Set problem:
Copy each line that holds "pointed".

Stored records
****
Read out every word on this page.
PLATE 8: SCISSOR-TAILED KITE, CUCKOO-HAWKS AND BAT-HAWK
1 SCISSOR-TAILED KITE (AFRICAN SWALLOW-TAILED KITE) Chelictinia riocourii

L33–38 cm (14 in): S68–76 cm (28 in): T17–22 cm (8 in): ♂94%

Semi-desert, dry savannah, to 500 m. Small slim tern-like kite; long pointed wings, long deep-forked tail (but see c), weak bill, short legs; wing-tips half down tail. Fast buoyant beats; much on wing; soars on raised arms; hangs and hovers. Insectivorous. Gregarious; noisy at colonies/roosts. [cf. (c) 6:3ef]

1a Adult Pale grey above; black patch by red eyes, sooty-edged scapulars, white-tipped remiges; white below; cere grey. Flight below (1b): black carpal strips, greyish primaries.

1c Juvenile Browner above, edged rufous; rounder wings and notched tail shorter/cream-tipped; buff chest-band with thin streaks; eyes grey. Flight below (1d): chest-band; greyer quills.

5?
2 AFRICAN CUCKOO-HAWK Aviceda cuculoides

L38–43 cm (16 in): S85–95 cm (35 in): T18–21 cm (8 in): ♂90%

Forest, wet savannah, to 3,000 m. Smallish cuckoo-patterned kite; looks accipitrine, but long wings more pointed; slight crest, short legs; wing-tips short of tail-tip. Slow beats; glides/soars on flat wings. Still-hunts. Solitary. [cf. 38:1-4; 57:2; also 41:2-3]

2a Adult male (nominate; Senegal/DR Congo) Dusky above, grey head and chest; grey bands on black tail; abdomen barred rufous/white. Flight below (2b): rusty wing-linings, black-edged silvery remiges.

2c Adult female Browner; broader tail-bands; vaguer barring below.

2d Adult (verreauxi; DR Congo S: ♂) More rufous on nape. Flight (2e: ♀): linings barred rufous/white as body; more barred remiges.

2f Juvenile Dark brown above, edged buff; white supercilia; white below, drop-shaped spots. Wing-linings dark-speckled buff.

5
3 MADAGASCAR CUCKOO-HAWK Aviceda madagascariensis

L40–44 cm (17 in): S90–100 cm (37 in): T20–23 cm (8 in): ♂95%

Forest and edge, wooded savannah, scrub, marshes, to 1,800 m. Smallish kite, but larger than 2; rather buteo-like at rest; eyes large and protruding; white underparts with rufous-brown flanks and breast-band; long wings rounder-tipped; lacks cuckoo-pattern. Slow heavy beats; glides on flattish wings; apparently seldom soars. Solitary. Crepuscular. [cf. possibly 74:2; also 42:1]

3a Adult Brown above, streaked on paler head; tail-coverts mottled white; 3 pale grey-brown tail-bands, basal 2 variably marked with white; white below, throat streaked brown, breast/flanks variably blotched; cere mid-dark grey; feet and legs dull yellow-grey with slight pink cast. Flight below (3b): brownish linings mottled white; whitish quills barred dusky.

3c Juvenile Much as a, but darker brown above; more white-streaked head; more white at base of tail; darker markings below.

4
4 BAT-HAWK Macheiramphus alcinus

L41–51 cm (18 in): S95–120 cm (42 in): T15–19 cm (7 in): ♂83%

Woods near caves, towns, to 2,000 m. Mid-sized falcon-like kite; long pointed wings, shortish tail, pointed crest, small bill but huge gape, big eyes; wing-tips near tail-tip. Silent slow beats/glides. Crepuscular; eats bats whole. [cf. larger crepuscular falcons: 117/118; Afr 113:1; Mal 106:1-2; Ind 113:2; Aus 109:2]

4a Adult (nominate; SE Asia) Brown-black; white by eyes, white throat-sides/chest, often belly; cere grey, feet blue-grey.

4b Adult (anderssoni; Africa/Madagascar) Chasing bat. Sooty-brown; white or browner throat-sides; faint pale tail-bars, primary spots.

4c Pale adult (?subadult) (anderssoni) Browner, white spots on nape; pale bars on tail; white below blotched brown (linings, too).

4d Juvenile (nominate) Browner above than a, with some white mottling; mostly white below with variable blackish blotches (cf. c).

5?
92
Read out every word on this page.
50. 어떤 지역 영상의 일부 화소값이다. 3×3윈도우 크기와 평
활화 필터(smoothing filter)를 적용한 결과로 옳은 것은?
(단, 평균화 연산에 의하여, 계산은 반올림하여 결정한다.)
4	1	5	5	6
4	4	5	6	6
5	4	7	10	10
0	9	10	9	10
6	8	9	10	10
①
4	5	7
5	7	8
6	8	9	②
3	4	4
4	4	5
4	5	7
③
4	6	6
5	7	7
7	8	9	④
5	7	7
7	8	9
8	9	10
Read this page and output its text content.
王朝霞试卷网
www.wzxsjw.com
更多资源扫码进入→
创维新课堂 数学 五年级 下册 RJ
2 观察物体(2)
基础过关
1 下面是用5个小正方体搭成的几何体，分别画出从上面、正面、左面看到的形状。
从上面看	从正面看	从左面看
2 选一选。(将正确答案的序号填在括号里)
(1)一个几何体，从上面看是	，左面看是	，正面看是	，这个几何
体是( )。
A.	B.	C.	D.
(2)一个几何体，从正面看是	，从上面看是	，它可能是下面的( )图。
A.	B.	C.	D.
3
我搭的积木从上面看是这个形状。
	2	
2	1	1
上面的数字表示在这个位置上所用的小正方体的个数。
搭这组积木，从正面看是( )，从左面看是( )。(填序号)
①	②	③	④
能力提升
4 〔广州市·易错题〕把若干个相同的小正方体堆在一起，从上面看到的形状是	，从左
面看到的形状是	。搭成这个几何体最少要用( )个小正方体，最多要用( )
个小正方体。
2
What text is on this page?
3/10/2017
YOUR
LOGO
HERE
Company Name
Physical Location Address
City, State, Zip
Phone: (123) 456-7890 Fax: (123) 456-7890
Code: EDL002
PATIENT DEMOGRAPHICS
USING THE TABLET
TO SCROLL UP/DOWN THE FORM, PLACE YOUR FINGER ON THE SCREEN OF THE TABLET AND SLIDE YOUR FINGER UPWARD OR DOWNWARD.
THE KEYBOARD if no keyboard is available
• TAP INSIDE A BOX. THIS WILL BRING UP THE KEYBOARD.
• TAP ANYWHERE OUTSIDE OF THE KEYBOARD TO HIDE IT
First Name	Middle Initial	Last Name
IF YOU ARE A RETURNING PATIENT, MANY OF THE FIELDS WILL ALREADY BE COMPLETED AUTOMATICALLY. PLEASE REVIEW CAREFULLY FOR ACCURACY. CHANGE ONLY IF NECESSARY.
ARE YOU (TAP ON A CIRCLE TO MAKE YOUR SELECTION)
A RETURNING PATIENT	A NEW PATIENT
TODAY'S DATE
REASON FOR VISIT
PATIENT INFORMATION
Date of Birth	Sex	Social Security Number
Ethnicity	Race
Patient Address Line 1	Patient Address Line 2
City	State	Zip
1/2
****
Final answer:
Semi-desert, dry savannah, to 500 m. Small slim tern-like kite; long pointed wings, long deep-forked tail (but see c), weak bill, short legs; wing-tips half down tail. Fast buoyant beats; much on wing; soars on raised arms; hangs and hovers. Insectivorous. Gregarious; noisy at colonies/roosts. [cf. (c) 6:3ef]
Forest, wet savannah, to 3,000 m. Smallish cuckoo-patterned kite; looks accipitrine, but long wings more pointed; slight crest, short legs; wing-tips short of tail-tip. Slow beats; glides/soars on flat wings. Still-hunts. Solitary. [cf. 38:1-4; 57:2; also 41:2-3]
Woods near caves, towns, to 2,000 m. Mid-sized falcon-like kite; long pointed wings, shortish tail, pointed crest, small bill but huge gape, big eyes; wing-tips near tail-tip. Silent slow beats/glides. Crepuscular; eats bats whole. [cf. larger crepuscular falcons: 117/118; Afr 113:1; Mal 106:1-2; Ind 113:2; Aus 109:2]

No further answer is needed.